Records excerpted from a collection
## START

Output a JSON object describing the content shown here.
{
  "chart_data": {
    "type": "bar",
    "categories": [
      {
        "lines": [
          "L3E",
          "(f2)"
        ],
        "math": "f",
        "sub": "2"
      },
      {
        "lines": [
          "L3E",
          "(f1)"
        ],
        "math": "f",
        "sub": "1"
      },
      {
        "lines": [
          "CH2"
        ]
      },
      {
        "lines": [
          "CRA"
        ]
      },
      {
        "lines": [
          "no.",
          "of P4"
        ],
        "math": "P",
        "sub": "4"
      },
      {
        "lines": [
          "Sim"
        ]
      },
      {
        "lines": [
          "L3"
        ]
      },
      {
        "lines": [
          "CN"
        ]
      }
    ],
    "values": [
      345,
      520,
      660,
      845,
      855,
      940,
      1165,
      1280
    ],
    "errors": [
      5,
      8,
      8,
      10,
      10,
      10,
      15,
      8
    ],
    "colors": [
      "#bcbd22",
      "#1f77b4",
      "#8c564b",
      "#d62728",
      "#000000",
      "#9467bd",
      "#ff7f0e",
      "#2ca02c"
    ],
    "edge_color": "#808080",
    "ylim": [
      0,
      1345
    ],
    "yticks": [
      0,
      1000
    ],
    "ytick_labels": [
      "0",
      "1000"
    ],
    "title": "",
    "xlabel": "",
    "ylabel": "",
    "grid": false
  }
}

## END

What this task involves
Reproduce the entries above in full by retyping them exactly.

The solution
Output a JSON object describing the content shown here.
{
  "chart_data": {
    "type": "bar",
    "categories": [
      {
        "lines": [
          "L3E",
          "(f2)"
        ],
        "math": "f",
        "sub": "2"
      },
      {
        "lines": [
          "L3E",
          "(f1)"
        ],
        "math": "f",
        "sub": "1"
      },
      {
        "lines": [
          "CH2"
        ]
      },
      {
        "lines": [
          "CRA"
        ]
      },
      {
        "lines": [
          "no.",
          "of P4"
        ],
        "math": "P",
        "sub": "4"
      },
      {
        "lines": [
          "Sim"
        ]
      },
      {
        "lines": [
          "L3"
        ]
      },
      {
        "lines": [
          "CN"
        ]
      }
    ],
    "values": [
      345,
      520,
      660,
      845,
      855,
      940,
      1165,
      1280
    ],
    "errors": [
      5,
      8,
      8,
      10,
      10,
      10,
      15,
      8
    ],
    "colors": [
      "#bcbd22",
      "#1f77b4",
      "#8c564b",
      "#d62728",
      "#000000",
      "#9467bd",
      "#ff7f0e",
      "#2ca02c"
    ],
    "edge_color": "#808080",
    "ylim": [
      0,
      1345
    ],
    "yticks": [
      0,
      1000
    ],
    "ytick_labels": [
      "0",
      "1000"
    ],
    "title": "",
    "xlabel": "",
    "ylabel": "",
    "grid": false
  }
}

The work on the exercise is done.